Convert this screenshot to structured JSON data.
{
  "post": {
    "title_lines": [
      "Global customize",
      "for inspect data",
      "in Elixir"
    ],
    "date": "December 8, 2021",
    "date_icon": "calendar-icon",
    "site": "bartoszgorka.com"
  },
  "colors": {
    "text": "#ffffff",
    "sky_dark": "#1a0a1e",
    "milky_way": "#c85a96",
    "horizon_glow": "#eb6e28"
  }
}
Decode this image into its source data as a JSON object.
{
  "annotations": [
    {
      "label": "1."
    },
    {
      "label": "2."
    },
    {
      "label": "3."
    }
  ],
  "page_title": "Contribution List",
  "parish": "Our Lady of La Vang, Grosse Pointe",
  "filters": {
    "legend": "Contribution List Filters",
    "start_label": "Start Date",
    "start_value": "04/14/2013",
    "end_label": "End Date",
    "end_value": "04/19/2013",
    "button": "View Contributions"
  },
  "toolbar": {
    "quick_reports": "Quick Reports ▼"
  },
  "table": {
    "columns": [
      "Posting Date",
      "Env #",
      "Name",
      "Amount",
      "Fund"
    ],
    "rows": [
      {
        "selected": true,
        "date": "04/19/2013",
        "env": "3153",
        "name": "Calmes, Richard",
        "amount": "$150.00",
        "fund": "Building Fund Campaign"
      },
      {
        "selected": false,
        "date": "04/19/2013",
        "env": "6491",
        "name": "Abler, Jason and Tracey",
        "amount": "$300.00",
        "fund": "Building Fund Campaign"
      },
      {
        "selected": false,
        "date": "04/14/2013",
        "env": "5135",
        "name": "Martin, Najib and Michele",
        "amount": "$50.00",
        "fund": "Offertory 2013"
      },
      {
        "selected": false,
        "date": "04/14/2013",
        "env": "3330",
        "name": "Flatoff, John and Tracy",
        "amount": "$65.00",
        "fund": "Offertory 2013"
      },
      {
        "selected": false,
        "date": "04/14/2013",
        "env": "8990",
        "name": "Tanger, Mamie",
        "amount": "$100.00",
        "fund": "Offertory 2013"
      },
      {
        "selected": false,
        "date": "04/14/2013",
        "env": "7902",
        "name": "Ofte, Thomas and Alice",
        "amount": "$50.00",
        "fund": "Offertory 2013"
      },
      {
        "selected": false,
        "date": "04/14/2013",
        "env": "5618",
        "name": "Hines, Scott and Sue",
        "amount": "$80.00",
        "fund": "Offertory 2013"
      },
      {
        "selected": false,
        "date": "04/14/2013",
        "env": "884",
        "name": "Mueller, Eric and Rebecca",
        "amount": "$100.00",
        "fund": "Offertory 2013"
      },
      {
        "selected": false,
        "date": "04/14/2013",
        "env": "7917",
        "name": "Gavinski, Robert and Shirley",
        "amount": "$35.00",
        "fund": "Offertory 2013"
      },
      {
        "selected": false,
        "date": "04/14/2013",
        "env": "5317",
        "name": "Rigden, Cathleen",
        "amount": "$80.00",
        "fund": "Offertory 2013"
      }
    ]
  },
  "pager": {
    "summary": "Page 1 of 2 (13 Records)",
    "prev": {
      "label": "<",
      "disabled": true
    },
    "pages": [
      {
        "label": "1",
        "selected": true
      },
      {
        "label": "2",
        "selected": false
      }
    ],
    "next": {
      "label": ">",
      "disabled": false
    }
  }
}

***

[To be done]
The records above are to be copied in full, exactly as written.

[Problem solution]
Convert this screenshot to structured JSON data.
{
  "post": {
    "title_lines": [
      "Global customize",
      "for inspect data",
      "in Elixir"
    ],
    "date": "December 8, 2021",
    "date_icon": "calendar-icon",
    "site": "bartoszgorka.com"
  },
  "colors": {
    "text": "#ffffff",
    "sky_dark": "#1a0a1e",
    "milky_way": "#c85a96",
    "horizon_glow": "#eb6e28"
  }
}
Decode this image into its source data as a JSON object.
{
  "annotations": [
    {
      "label": "1."
    },
    {
      "label": "2."
    },
    {
      "label": "3."
    }
  ],
  "page_title": "Contribution List",
  "parish": "Our Lady of La Vang, Grosse Pointe",
  "filters": {
    "legend": "Contribution List Filters",
    "start_label": "Start Date",
    "start_value": "04/14/2013",
    "end_label": "End Date",
    "end_value": "04/19/2013",
    "button": "View Contributions"
  },
  "toolbar": {
    "quick_reports": "Quick Reports ▼"
  },
  "table": {
    "columns": [
      "Posting Date",
      "Env #",
      "Name",
      "Amount",
      "Fund"
    ],
    "rows": [
      {
        "selected": true,
        "date": "04/19/2013",
        "env": "3153",
        "name": "Calmes, Richard",
        "amount": "$150.00",
        "fund": "Building Fund Campaign"
      },
      {
        "selected": false,
        "date": "04/19/2013",
        "env": "6491",
        "name": "Abler, Jason and Tracey",
        "amount": "$300.00",
        "fund": "Building Fund Campaign"
      },
      {
        "selected": false,
        "date": "04/14/2013",
        "env": "5135",
        "name": "Martin, Najib and Michele",
        "amount": "$50.00",
        "fund": "Offertory 2013"
      },
      {
        "selected": false,
        "date": "04/14/2013",
        "env": "3330",
        "name": "Flatoff, John and Tracy",
        "amount": "$65.00",
        "fund": "Offertory 2013"
      },
      {
        "selected": false,
        "date": "04/14/2013",
        "env": "8990",
        "name": "Tanger, Mamie",
        "amount": "$100.00",
        "fund": "Offertory 2013"
      },
      {
        "selected": false,
        "date": "04/14/2013",
        "env": "7902",
        "name": "Ofte, Thomas and Alice",
        "amount": "$50.00",
        "fund": "Offertory 2013"
      },
      {
        "selected": false,
        "date": "04/14/2013",
        "env": "5618",
        "name": "Hines, Scott and Sue",
        "amount": "$80.00",
        "fund": "Offertory 2013"
      },
      {
        "selected": false,
        "date": "04/14/2013",
        "env": "884",
        "name": "Mueller, Eric and Rebecca",
        "amount": "$100.00",
        "fund": "Offertory 2013"
      },
      {
        "selected": false,
        "date": "04/14/2013",
        "env": "7917",
        "name": "Gavinski, Robert and Shirley",
        "amount": "$35.00",
        "fund": "Offertory 2013"
      },
      {
        "selected": false,
        "date": "04/14/2013",
        "env": "5317",
        "name": "Rigden, Cathleen",
        "amount": "$80.00",
        "fund": "Offertory 2013"
      }
    ]
  },
  "pager": {
    "summary": "Page 1 of 2 (13 Records)",
    "prev": {
      "label": "<",
      "disabled": true
    },
    "pages": [
      {
        "label": "1",
        "selected": true
      },
      {
        "label": "2",
        "selected": false
      }
    ],
    "next": {
      "label": ">",
      "disabled": false
    }
  }
}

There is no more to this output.